* [What you are asked to do]: Reproduce the data exactly and drop any pictures it holds.

--- --- ---

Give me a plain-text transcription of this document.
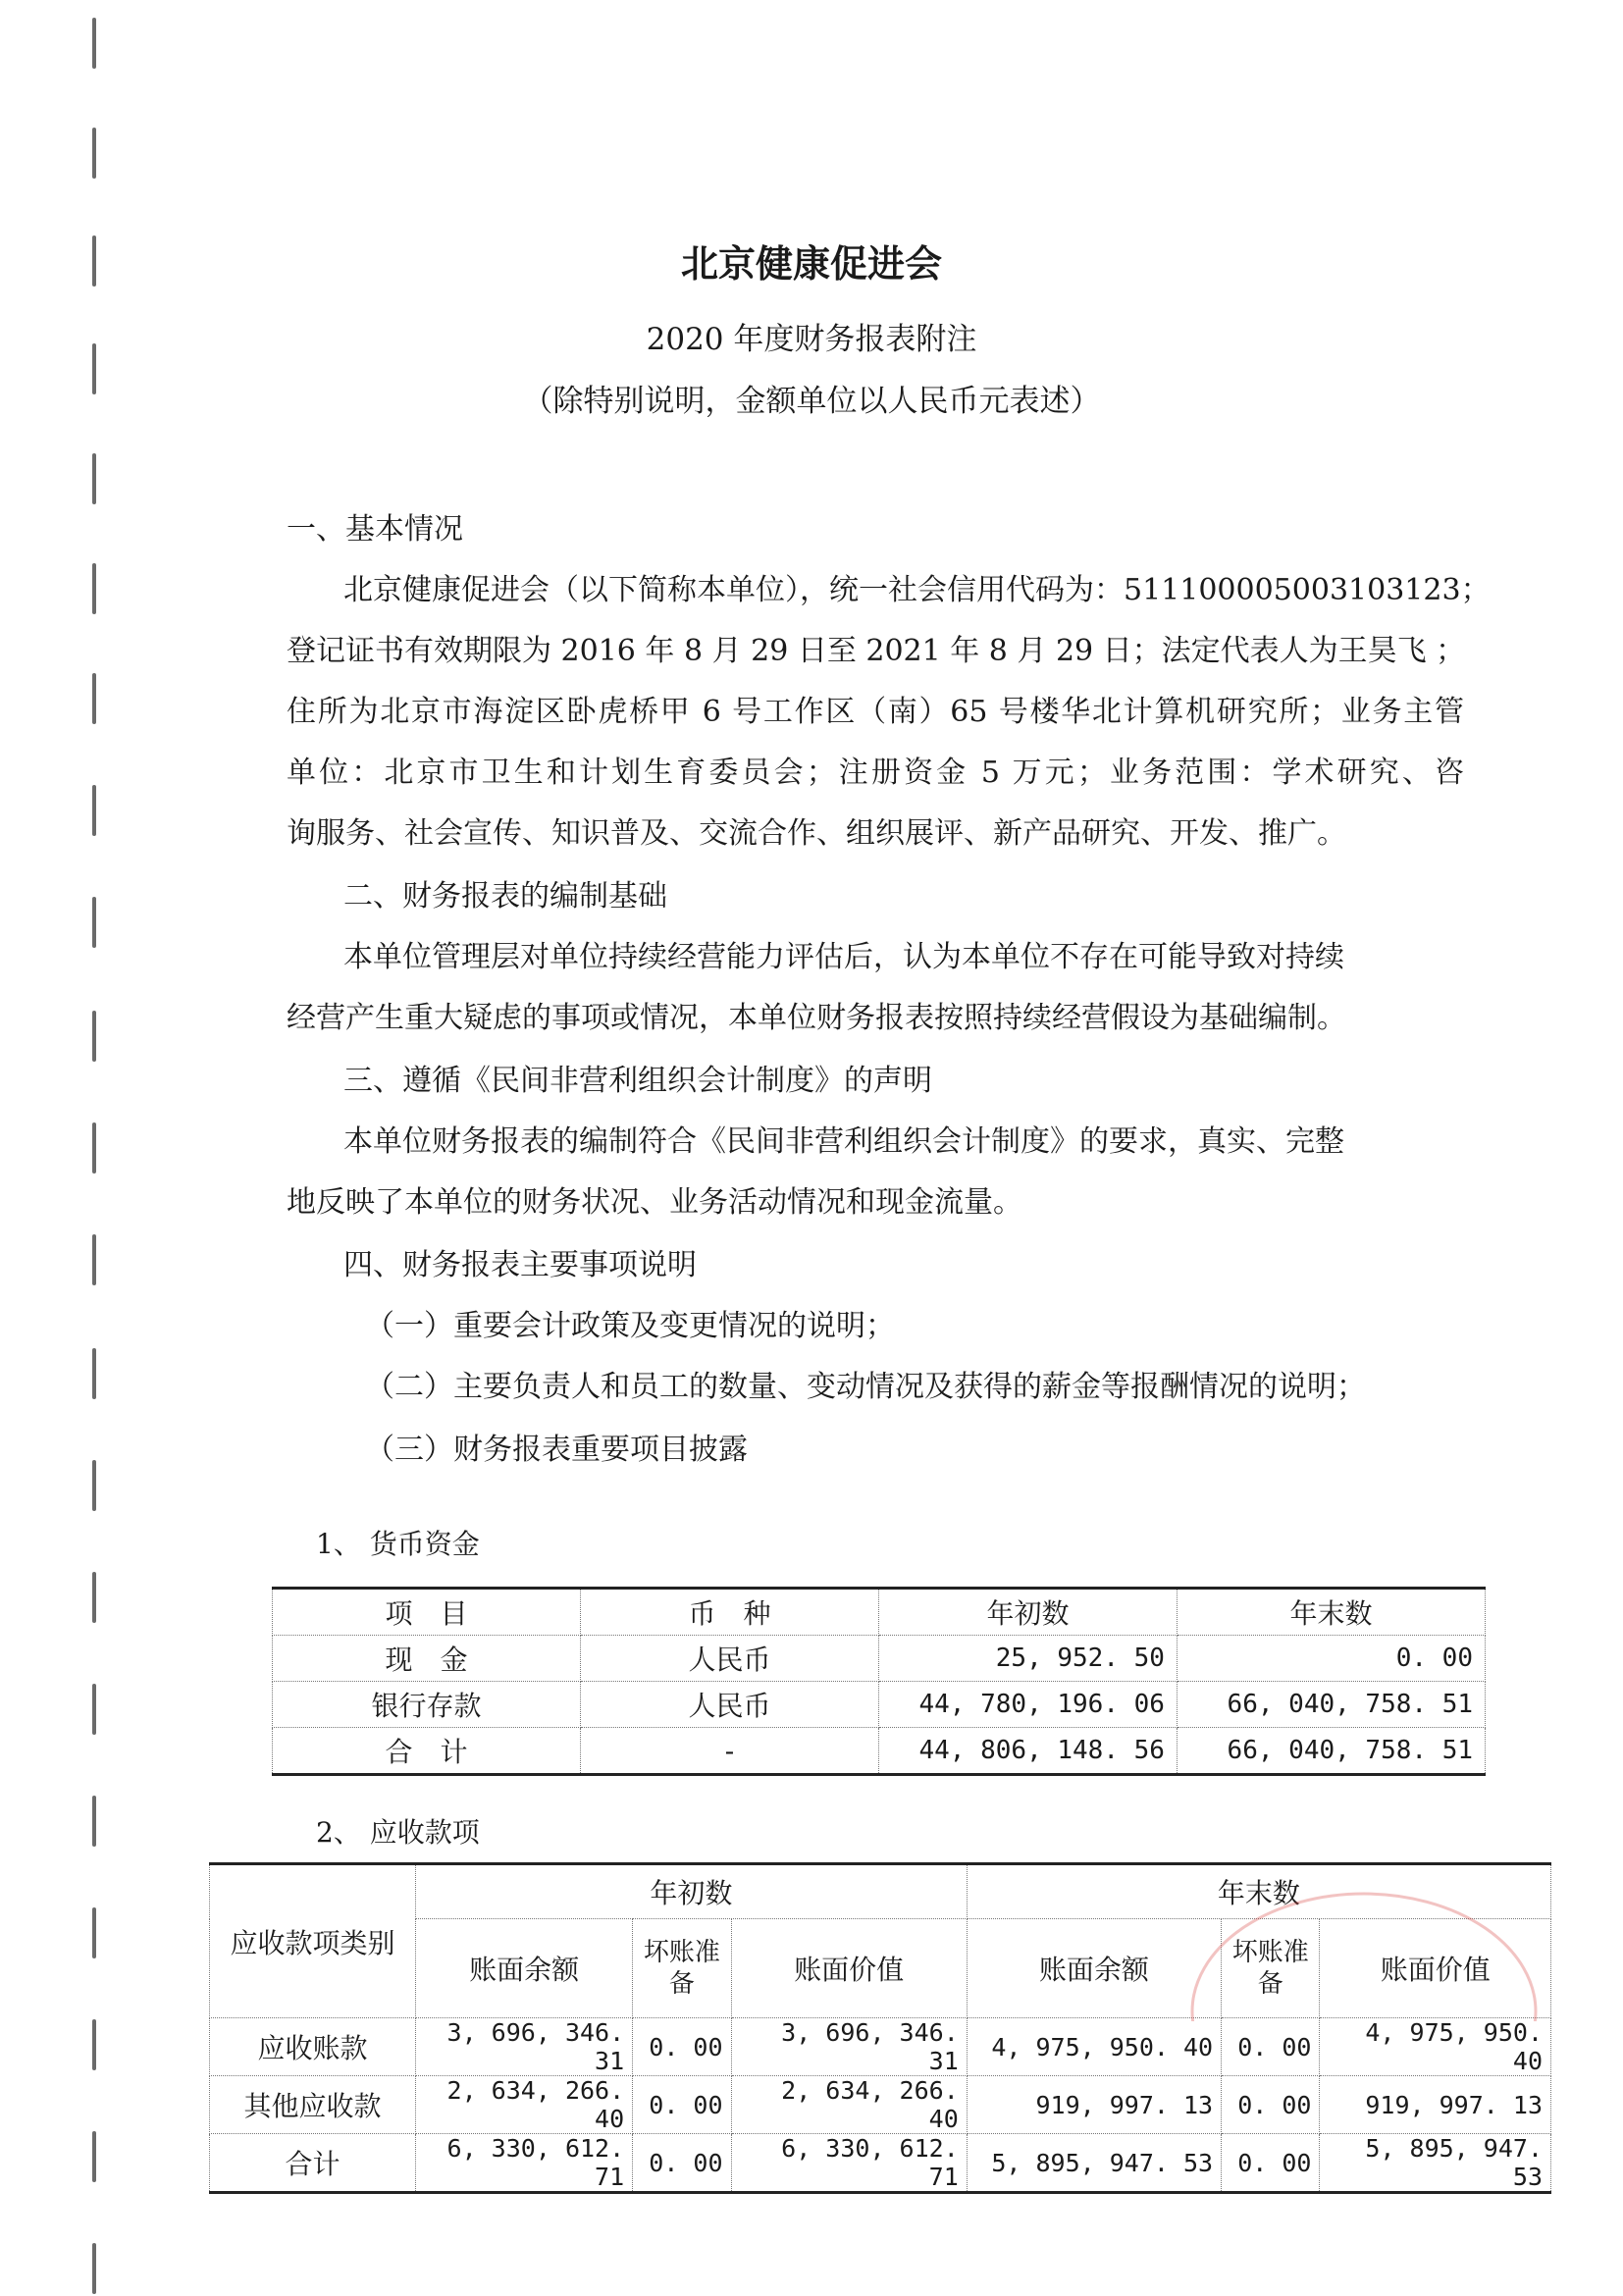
北京健康促进会
2020 年度财务报表附注
（除特别说明，金额单位以人民币元表述）
一、基本情况
北京健康促进会（以下简称本单位），统一社会信用代码为：511100005003103123；
登记证书有效期限为 2016 年 8 月 29 日至 2021 年 8 月 29 日；法定代表人为王昊飞 ；
住所为北京市海淀区卧虎桥甲 6 号工作区（南）65 号楼华北计算机研究所；业务主管
单位：北京市卫生和计划生育委员会；注册资金 5 万元；业务范围：学术研究、咨
询服务、社会宣传、知识普及、交流合作、组织展评、新产品研究、开发、推广。
二、财务报表的编制基础
本单位管理层对单位持续经营能力评估后，认为本单位不存在可能导致对持续
经营产生重大疑虑的事项或情况，本单位财务报表按照持续经营假设为基础编制。
三、遵循《民间非营利组织会计制度》的声明
本单位财务报表的编制符合《民间非营利组织会计制度》的要求，真实、完整
地反映了本单位的财务状况、业务活动情况和现金流量。
四、财务报表主要事项说明
（一）重要会计政策及变更情况的说明；
（二）主要负责人和员工的数量、变动情况及获得的薪金等报酬情况的说明；
（三）财务报表重要项目披露
1、 货币资金
项　目	币　种	年初数	年末数
现　金	人民币	25, 952. 50	0. 00
银行存款	人民币	44, 780, 196. 06	66, 040, 758. 51
合　计	-	44, 806, 148. 56	66, 040, 758. 51
2、 应收款项
应收款项类别	年初数			年末数		
	账面余额	坏账准备	账面价值	账面余额	坏账准备	账面价值
应收账款	3, 696, 346. 31	0. 00	3, 696, 346. 31	4, 975, 950. 40	0. 00	4, 975, 950. 40
其他应收款	2, 634, 266. 40	0. 00	2, 634, 266. 40	919, 997. 13	0. 00	919, 997. 13
合计	6, 330, 612. 71	0. 00	6, 330, 612. 71	5, 895, 947. 53	0. 00	5, 895, 947. 53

--- --- ---

* [Solution to this task]:
Give me a plain-text transcription of this document.
北京健康促进会
2020 年度财务报表附注
（除特别说明，金额单位以人民币元表述）
一、基本情况
北京健康促进会（以下简称本单位），统一社会信用代码为：511100005003103123；
登记证书有效期限为 2016 年 8 月 29 日至 2021 年 8 月 29 日；法定代表人为王昊飞 ；
住所为北京市海淀区卧虎桥甲 6 号工作区（南）65 号楼华北计算机研究所；业务主管
单位：北京市卫生和计划生育委员会；注册资金 5 万元；业务范围：学术研究、咨
询服务、社会宣传、知识普及、交流合作、组织展评、新产品研究、开发、推广。
二、财务报表的编制基础
本单位管理层对单位持续经营能力评估后，认为本单位不存在可能导致对持续
经营产生重大疑虑的事项或情况，本单位财务报表按照持续经营假设为基础编制。
三、遵循《民间非营利组织会计制度》的声明
本单位财务报表的编制符合《民间非营利组织会计制度》的要求，真实、完整
地反映了本单位的财务状况、业务活动情况和现金流量。
四、财务报表主要事项说明
（一）重要会计政策及变更情况的说明；
（二）主要负责人和员工的数量、变动情况及获得的薪金等报酬情况的说明；
（三）财务报表重要项目披露
1、 货币资金
项　目	币　种	年初数	年末数
现　金	人民币	25, 952. 50	0. 00
银行存款	人民币	44, 780, 196. 06	66, 040, 758. 51
合　计	-	44, 806, 148. 56	66, 040, 758. 51
2、 应收款项
应收款项类别	年初数			年末数		
	账面余额	坏账准备	账面价值	账面余额	坏账准备	账面价值
应收账款	3, 696, 346. 31	0. 00	3, 696, 346. 31	4, 975, 950. 40	0. 00	4, 975, 950. 40
其他应收款	2, 634, 266. 40	0. 00	2, 634, 266. 40	919, 997. 13	0. 00	919, 997. 13
合计	6, 330, 612. 71	0. 00	6, 330, 612. 71	5, 895, 947. 53	0. 00	5, 895, 947. 53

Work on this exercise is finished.